TASK INPUTS>
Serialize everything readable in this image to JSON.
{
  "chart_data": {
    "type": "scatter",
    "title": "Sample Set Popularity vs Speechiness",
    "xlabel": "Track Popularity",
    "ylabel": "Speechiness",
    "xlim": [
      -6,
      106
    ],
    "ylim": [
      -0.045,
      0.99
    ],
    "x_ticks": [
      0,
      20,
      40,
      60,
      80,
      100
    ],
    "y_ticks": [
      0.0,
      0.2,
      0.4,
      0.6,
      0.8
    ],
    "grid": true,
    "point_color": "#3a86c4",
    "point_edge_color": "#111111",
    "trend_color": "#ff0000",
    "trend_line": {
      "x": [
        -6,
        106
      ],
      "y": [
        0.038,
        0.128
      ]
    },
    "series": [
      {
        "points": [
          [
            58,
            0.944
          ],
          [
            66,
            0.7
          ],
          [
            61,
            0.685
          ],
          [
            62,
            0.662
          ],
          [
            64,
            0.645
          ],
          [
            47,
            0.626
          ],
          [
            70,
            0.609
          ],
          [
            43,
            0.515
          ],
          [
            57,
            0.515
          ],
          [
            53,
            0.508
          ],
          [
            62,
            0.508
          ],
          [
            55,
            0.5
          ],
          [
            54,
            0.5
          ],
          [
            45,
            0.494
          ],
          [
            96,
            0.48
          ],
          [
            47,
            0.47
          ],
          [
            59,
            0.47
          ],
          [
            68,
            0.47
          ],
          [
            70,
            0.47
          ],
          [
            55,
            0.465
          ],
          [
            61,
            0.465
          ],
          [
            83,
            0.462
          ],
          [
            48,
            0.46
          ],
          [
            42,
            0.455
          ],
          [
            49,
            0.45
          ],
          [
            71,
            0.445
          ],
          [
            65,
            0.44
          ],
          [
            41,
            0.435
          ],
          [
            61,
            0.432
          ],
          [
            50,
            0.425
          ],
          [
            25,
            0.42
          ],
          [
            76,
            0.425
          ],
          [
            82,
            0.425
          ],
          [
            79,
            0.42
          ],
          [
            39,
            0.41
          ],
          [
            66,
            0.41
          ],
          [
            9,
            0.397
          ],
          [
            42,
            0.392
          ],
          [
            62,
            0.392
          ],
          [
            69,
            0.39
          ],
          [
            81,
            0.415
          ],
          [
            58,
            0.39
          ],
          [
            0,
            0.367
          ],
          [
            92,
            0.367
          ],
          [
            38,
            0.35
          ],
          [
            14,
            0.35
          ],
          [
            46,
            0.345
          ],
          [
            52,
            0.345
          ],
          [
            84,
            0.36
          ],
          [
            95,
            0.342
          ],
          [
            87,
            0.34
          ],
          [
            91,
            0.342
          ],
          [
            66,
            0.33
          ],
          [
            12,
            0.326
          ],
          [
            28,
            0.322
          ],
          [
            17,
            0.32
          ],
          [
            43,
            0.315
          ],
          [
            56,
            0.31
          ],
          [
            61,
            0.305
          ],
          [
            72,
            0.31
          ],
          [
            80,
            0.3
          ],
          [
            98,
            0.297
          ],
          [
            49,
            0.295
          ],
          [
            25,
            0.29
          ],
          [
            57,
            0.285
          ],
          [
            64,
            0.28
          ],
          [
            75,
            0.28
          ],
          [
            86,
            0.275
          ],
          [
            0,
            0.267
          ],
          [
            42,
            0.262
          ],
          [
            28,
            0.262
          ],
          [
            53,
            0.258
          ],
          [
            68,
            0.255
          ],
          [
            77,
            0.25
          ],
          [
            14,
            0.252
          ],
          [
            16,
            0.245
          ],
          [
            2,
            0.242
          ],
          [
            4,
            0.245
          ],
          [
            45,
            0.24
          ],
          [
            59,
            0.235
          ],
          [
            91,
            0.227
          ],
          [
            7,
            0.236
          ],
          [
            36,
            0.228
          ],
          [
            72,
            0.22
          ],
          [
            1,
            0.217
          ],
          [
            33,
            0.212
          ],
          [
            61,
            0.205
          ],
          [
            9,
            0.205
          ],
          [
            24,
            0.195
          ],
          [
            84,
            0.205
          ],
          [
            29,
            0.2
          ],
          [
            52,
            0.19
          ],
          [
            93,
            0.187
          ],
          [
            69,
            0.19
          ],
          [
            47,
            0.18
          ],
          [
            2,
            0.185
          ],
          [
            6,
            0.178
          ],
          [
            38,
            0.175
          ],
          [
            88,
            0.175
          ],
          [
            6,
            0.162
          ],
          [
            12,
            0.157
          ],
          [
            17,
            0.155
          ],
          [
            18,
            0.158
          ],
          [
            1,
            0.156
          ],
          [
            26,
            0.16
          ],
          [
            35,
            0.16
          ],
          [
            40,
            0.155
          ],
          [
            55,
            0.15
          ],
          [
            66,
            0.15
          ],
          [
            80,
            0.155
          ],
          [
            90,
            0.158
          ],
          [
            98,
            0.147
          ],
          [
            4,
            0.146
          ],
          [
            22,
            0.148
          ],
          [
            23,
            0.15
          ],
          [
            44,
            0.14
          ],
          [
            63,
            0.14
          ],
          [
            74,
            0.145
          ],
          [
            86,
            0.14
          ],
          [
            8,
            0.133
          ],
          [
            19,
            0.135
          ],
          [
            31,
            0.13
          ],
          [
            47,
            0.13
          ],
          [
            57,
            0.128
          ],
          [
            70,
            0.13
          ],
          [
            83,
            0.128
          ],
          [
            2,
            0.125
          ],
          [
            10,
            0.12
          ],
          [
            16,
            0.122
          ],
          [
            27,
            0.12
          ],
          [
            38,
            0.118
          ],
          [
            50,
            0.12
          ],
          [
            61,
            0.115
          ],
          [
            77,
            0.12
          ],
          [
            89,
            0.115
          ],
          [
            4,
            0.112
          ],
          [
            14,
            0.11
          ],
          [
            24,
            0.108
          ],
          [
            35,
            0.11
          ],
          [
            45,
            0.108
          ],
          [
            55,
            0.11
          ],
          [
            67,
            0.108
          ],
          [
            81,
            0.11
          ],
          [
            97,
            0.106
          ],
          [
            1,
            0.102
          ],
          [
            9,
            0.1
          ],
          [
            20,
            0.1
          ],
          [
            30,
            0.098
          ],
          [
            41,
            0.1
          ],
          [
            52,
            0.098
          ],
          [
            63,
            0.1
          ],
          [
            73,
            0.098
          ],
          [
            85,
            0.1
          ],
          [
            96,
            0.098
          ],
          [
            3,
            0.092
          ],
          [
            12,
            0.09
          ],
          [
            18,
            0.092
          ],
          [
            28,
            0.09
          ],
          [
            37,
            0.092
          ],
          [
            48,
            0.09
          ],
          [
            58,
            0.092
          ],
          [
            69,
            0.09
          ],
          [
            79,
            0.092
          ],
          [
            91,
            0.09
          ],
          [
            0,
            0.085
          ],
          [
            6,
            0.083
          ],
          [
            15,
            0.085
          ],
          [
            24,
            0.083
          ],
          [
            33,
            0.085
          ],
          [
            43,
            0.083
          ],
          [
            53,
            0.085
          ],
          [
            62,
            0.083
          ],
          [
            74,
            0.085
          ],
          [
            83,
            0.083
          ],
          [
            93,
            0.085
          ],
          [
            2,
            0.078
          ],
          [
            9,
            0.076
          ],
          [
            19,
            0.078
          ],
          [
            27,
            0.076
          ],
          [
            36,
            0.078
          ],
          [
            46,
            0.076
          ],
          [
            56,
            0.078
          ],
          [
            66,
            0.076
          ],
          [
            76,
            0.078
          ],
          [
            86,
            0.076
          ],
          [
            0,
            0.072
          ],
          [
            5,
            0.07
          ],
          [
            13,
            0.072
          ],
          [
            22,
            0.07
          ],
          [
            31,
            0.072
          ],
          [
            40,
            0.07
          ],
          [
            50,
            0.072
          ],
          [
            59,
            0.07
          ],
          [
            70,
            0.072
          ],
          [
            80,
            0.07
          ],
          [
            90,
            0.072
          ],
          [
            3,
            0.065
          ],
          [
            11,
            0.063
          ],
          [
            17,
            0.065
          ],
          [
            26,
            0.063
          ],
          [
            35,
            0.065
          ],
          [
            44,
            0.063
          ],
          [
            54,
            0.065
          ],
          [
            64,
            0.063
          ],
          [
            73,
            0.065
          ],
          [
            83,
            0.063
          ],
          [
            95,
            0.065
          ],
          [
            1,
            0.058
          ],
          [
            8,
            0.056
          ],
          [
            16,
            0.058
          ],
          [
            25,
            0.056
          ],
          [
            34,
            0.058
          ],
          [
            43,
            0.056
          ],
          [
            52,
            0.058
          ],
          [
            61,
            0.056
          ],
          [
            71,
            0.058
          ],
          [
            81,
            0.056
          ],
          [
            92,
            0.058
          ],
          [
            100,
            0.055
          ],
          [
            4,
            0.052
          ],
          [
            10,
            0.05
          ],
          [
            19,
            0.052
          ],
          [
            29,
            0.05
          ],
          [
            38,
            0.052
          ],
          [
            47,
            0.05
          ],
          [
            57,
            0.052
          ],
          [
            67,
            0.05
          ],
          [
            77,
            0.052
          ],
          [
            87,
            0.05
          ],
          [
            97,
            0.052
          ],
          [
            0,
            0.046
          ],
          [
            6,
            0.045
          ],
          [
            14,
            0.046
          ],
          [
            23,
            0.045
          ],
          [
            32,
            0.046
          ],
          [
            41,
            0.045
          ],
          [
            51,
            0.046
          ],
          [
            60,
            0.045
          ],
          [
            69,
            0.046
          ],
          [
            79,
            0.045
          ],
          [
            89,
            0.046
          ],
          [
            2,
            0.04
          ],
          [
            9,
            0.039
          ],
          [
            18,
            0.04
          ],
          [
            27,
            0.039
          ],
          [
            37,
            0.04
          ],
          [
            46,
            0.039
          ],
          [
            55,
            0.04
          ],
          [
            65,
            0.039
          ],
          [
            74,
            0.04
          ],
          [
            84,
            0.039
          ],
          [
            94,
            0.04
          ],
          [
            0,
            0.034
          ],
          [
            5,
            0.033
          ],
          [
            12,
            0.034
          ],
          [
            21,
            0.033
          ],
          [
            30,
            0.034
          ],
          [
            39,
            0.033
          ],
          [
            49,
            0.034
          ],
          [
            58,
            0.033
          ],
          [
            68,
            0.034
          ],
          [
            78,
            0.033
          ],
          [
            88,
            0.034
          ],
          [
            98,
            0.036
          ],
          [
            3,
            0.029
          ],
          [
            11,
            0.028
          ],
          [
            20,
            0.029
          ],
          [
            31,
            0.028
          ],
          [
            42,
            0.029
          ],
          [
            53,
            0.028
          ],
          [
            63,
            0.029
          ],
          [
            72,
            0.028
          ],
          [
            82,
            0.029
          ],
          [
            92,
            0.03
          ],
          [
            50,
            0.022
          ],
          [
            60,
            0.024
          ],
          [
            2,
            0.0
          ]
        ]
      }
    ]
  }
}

WRITTEN PROBLEM> Copy each line of the records that contains the word "Speechiness".

ANSWER>
    "title": "Sample Set Popularity vs Speechiness",
    "ylabel": "Speechiness",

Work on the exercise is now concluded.